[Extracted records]
********************
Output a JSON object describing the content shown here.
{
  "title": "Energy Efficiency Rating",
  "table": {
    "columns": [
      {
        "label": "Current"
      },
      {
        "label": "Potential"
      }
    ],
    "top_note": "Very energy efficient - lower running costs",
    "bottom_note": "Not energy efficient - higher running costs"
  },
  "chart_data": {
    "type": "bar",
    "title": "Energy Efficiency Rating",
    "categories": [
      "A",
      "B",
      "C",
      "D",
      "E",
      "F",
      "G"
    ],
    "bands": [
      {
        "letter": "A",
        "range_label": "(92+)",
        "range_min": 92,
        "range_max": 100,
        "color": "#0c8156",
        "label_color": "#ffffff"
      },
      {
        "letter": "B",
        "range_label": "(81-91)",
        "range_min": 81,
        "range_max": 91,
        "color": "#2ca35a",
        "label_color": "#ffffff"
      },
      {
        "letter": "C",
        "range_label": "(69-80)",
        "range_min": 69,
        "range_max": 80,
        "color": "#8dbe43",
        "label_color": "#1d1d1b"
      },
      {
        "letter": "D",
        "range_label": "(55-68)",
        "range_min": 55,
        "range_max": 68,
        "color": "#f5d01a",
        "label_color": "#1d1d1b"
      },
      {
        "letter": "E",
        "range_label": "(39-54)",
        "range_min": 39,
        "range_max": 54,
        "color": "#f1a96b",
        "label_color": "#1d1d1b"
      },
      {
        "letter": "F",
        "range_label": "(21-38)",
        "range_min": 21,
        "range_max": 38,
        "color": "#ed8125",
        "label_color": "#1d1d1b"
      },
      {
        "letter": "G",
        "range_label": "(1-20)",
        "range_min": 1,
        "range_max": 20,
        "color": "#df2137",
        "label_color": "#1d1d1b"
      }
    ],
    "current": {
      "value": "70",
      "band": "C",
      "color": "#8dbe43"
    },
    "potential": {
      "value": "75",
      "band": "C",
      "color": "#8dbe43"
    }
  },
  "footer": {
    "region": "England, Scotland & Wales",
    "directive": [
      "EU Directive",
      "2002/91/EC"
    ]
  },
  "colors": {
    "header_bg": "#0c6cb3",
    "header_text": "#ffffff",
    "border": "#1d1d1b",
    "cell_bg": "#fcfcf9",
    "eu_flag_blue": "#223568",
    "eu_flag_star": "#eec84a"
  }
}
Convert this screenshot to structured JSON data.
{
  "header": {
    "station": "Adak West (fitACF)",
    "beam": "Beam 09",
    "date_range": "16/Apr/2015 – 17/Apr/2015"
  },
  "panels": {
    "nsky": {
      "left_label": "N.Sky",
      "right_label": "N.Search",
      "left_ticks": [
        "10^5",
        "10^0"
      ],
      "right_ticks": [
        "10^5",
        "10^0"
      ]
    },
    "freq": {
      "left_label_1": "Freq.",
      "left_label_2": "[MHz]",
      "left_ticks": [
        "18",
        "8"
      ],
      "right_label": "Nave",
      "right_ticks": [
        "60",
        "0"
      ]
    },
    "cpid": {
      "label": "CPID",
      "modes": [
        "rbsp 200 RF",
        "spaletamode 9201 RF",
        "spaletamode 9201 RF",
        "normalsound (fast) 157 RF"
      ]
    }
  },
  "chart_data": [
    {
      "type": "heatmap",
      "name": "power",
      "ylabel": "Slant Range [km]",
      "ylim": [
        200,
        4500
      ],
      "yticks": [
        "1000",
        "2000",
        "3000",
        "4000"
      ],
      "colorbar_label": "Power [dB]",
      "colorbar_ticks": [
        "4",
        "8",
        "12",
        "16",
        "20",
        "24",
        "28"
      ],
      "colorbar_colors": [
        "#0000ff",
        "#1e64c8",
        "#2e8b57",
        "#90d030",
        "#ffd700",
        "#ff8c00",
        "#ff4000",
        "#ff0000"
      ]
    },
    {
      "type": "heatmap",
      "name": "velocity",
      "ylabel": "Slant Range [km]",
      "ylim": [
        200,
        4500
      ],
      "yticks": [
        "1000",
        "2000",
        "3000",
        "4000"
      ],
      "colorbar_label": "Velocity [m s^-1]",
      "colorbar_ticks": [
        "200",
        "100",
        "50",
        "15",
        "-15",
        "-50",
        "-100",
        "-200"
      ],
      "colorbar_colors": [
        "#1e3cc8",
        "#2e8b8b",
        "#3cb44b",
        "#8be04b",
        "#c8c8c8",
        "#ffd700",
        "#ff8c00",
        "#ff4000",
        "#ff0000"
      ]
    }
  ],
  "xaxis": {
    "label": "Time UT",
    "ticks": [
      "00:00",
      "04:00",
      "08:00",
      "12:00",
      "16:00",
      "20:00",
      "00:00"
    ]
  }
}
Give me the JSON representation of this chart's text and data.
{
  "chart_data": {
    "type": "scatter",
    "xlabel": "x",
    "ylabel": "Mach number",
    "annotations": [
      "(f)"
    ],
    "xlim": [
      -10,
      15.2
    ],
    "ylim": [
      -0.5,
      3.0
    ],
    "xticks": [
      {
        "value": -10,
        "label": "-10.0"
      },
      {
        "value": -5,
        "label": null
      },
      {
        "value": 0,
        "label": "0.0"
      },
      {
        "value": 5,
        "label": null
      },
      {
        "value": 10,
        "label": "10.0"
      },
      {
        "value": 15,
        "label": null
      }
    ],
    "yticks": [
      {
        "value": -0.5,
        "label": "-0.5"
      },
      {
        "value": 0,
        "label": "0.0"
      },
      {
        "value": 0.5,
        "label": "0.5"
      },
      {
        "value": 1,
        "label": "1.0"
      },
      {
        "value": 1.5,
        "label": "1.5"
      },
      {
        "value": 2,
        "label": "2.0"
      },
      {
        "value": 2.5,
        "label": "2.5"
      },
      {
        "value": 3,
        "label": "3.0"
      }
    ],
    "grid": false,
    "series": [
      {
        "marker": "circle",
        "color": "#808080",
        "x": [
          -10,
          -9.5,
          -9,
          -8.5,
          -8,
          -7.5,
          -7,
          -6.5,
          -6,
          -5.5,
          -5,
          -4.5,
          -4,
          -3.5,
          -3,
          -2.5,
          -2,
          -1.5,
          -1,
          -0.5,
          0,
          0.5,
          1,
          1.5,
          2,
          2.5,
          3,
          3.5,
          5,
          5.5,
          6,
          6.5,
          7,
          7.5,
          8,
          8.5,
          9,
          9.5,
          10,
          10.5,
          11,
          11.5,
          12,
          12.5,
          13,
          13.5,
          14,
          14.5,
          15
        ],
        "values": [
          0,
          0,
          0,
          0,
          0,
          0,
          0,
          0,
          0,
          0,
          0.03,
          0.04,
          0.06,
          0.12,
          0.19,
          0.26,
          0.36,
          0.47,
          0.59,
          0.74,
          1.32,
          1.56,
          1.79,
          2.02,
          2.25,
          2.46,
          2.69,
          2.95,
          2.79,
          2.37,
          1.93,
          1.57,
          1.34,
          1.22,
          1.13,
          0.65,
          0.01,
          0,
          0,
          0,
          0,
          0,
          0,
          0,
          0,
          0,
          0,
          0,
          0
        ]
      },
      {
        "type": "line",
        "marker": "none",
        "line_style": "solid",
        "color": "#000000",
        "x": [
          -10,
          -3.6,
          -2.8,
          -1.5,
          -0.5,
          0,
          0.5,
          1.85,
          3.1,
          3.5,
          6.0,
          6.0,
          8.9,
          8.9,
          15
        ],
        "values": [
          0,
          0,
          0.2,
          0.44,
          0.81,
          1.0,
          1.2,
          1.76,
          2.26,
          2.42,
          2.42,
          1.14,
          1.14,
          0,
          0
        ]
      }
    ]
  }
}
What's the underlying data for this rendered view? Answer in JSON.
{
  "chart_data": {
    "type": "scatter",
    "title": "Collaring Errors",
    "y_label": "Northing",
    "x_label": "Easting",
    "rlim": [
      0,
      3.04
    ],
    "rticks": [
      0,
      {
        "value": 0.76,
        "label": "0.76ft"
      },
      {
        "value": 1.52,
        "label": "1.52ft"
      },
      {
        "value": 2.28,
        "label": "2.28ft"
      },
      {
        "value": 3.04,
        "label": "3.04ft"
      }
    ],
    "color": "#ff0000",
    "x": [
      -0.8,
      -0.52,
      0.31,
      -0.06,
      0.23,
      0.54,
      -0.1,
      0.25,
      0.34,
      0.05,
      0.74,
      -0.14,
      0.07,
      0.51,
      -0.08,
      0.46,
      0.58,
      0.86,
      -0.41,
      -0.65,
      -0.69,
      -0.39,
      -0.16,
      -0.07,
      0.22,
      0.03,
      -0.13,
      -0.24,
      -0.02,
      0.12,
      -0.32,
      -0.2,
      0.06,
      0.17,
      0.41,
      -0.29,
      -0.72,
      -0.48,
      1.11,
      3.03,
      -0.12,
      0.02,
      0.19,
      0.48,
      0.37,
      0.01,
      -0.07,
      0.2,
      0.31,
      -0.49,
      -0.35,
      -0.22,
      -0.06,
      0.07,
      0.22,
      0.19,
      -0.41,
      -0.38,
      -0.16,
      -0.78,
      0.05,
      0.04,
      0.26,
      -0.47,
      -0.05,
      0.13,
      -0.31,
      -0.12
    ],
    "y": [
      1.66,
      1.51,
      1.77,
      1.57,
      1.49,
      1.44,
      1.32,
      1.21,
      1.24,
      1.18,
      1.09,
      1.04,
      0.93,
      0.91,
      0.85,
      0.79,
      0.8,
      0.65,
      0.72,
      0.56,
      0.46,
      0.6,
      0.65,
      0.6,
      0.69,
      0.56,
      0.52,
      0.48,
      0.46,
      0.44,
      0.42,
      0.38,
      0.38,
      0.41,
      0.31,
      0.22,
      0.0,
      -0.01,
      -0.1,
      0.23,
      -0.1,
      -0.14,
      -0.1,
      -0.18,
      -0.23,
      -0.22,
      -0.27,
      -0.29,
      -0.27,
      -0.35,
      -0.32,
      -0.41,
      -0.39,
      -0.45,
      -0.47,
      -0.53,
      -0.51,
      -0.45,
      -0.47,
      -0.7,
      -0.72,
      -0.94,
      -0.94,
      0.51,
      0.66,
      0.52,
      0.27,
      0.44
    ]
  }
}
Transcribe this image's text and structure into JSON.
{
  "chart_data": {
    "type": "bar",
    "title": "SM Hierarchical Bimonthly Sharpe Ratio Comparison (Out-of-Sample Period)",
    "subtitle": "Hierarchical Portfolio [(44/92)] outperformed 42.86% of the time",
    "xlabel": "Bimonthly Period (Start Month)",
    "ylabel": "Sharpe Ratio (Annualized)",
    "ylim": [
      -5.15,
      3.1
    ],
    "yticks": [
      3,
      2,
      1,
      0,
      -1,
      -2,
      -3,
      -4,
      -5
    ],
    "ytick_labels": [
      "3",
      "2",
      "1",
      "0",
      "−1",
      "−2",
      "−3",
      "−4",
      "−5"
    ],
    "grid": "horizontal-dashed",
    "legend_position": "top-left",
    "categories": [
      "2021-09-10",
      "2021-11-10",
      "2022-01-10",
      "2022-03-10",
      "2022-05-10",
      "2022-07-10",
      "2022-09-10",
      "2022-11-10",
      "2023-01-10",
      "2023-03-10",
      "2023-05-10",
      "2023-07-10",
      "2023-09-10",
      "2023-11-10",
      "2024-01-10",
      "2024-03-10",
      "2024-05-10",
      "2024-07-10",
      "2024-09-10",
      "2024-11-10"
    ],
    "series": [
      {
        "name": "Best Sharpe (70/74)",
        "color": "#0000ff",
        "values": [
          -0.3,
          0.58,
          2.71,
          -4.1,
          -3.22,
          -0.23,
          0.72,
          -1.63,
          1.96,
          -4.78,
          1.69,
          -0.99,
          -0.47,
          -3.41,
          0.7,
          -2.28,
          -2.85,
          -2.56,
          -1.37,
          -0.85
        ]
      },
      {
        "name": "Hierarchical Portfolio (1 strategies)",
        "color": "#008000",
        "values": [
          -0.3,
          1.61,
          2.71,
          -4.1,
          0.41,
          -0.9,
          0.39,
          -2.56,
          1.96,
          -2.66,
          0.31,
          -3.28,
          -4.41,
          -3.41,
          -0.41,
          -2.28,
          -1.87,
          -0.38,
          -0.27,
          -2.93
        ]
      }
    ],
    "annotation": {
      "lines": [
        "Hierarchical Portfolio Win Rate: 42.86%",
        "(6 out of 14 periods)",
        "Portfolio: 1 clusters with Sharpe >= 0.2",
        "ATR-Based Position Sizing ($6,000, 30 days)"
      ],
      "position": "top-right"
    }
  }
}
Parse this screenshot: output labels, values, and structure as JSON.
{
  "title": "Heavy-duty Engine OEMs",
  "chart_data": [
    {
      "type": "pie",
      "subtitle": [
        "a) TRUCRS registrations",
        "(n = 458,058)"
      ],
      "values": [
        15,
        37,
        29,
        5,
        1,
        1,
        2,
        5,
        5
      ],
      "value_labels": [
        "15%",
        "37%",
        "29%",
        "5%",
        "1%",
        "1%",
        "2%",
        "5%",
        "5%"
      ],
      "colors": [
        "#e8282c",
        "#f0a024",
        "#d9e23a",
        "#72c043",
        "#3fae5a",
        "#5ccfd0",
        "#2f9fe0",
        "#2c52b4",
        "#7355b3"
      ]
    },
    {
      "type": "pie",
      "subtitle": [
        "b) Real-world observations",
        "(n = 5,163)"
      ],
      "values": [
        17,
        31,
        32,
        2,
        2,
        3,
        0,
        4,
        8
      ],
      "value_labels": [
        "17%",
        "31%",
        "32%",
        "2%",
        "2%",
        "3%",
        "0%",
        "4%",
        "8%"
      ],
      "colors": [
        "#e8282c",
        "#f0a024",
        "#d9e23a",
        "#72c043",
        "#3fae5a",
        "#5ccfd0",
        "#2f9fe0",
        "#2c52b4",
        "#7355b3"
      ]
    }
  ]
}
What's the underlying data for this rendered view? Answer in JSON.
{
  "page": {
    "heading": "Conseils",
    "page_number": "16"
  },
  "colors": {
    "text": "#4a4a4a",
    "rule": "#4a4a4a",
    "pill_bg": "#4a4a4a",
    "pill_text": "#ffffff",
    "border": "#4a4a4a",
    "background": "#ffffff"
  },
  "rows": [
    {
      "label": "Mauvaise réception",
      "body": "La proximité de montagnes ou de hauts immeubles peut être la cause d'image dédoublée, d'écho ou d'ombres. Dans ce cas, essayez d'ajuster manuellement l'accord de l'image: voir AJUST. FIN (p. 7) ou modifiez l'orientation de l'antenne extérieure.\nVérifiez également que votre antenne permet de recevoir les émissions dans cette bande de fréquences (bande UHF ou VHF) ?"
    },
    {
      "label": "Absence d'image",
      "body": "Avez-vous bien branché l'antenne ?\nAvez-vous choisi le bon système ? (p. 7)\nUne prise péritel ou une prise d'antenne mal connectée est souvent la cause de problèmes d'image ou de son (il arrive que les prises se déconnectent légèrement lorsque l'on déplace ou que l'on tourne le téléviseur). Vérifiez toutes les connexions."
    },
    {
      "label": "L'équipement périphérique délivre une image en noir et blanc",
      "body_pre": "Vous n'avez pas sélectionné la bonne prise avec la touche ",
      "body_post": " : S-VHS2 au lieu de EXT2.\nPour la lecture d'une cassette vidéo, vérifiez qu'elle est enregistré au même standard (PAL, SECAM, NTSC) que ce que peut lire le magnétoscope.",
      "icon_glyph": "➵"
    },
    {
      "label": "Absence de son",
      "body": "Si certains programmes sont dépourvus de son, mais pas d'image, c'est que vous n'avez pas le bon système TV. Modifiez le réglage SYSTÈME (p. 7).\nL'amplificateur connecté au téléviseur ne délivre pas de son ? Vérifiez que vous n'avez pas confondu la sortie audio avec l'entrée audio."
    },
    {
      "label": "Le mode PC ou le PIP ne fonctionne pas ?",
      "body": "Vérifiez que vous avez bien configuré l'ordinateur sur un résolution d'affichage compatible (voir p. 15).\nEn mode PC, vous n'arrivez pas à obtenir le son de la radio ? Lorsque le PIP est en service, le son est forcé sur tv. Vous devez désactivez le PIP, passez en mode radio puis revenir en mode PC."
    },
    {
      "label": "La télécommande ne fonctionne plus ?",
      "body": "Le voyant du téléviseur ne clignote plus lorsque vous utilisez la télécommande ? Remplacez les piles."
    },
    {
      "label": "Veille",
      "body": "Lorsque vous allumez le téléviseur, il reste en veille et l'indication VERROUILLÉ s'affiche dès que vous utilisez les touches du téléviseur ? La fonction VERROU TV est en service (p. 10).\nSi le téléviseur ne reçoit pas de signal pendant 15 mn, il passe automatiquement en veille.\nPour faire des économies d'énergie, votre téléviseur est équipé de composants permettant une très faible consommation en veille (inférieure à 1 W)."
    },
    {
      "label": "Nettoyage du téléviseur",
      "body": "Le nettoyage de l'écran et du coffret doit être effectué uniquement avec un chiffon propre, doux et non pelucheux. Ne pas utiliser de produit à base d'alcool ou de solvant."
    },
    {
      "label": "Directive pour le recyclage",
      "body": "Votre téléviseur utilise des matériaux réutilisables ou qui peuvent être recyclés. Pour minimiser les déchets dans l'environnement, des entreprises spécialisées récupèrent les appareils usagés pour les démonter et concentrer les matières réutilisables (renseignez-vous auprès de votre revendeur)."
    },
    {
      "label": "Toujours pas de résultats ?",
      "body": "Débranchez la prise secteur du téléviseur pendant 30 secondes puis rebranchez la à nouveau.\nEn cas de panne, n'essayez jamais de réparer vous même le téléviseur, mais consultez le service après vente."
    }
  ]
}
********************
From the entries above, return each line with the word "name" in it.

      "name": "power",
      "name": "velocity",
        "name": "Best Sharpe (70/74)",
        "name": "Hierarchical Portfolio (1 strategies)",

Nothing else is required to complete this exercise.